((

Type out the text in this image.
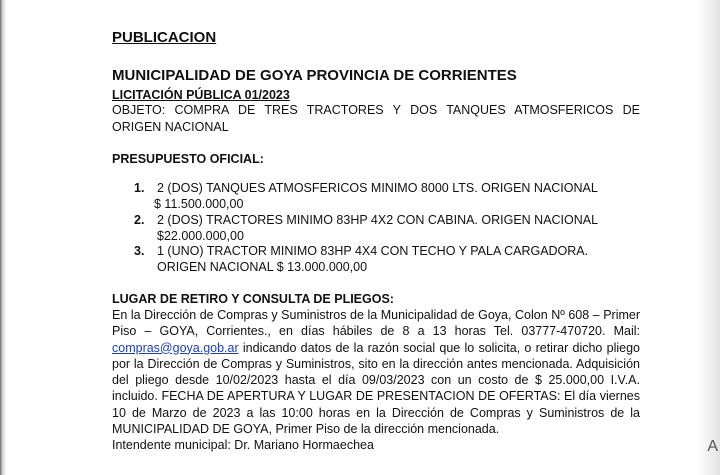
A
PUBLICACION
MUNICIPALIDAD DE GOYA PROVINCIA DE CORRIENTES
LICITACIÓN PÚBLICA 01/2023
OBJETO: COMPRA DE TRES TRACTORES Y DOS TANQUES ATMOSFERICOS DE ORIGEN NACIONAL
PRESUPUESTO OFICIAL:
1. 2 (DOS) TANQUES ATMOSFERICOS MINIMO 8000 LTS. ORIGEN NACIONAL
$ 11.500.000,00
2. 2 (DOS) TRACTORES MINIMO 83HP 4X2 CON CABINA. ORIGEN NACIONAL
$22.000.000,00
3. 1 (UNO) TRACTOR MINIMO 83HP 4X4 CON TECHO Y PALA CARGADORA.
ORIGEN NACIONAL $ 13.000.000,00
LUGAR DE RETIRO Y CONSULTA DE PLIEGOS:
En la Dirección de Compras y Suministros de la Municipalidad de Goya, Colon Nº 608 – Primer Piso – GOYA, Corrientes., en días hábiles de 8 a 13 horas Tel. 03777-470720. Mail: compras@goya.gob.ar indicando datos de la razón social que lo solicita, o retirar dicho pliego por la Dirección de Compras y Suministros, sito en la dirección antes mencionada. Adquisición del pliego desde 10/02/2023 hasta el día 09/03/2023 con un costo de $ 25.000,00 I.V.A. incluido. FECHA DE APERTURA Y LUGAR DE PRESENTACION DE OFERTAS: El día viernes 10 de Marzo de 2023 a las 10:00 horas en la Dirección de Compras y Suministros de la MUNICIPALIDAD DE GOYA, Primer Piso de la dirección mencionada.
Intendente municipal: Dr. Mariano Hormaechea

))

### Aim of the exercise
Print all the records again exactly; do not include any picture.

### Exercise response
Type out the text in this image.
A
PUBLICACION
MUNICIPALIDAD DE GOYA PROVINCIA DE CORRIENTES
LICITACIÓN PÚBLICA 01/2023
OBJETO: COMPRA DE TRES TRACTORES Y DOS TANQUES ATMOSFERICOS DE ORIGEN NACIONAL
PRESUPUESTO OFICIAL:
1. 2 (DOS) TANQUES ATMOSFERICOS MINIMO 8000 LTS. ORIGEN NACIONAL
$ 11.500.000,00
2. 2 (DOS) TRACTORES MINIMO 83HP 4X2 CON CABINA. ORIGEN NACIONAL
$22.000.000,00
3. 1 (UNO) TRACTOR MINIMO 83HP 4X4 CON TECHO Y PALA CARGADORA.
ORIGEN NACIONAL $ 13.000.000,00
LUGAR DE RETIRO Y CONSULTA DE PLIEGOS:
En la Dirección de Compras y Suministros de la Municipalidad de Goya, Colon Nº 608 – Primer Piso – GOYA, Corrientes., en días hábiles de 8 a 13 horas Tel. 03777-470720. Mail: compras@goya.gob.ar indicando datos de la razón social que lo solicita, o retirar dicho pliego por la Dirección de Compras y Suministros, sito en la dirección antes mencionada. Adquisición del pliego desde 10/02/2023 hasta el día 09/03/2023 con un costo de $ 25.000,00 I.V.A. incluido. FECHA DE APERTURA Y LUGAR DE PRESENTACION DE OFERTAS: El día viernes 10 de Marzo de 2023 a las 10:00 horas en la Dirección de Compras y Suministros de la MUNICIPALIDAD DE GOYA, Primer Piso de la dirección mencionada.
Intendente municipal: Dr. Mariano Hormaechea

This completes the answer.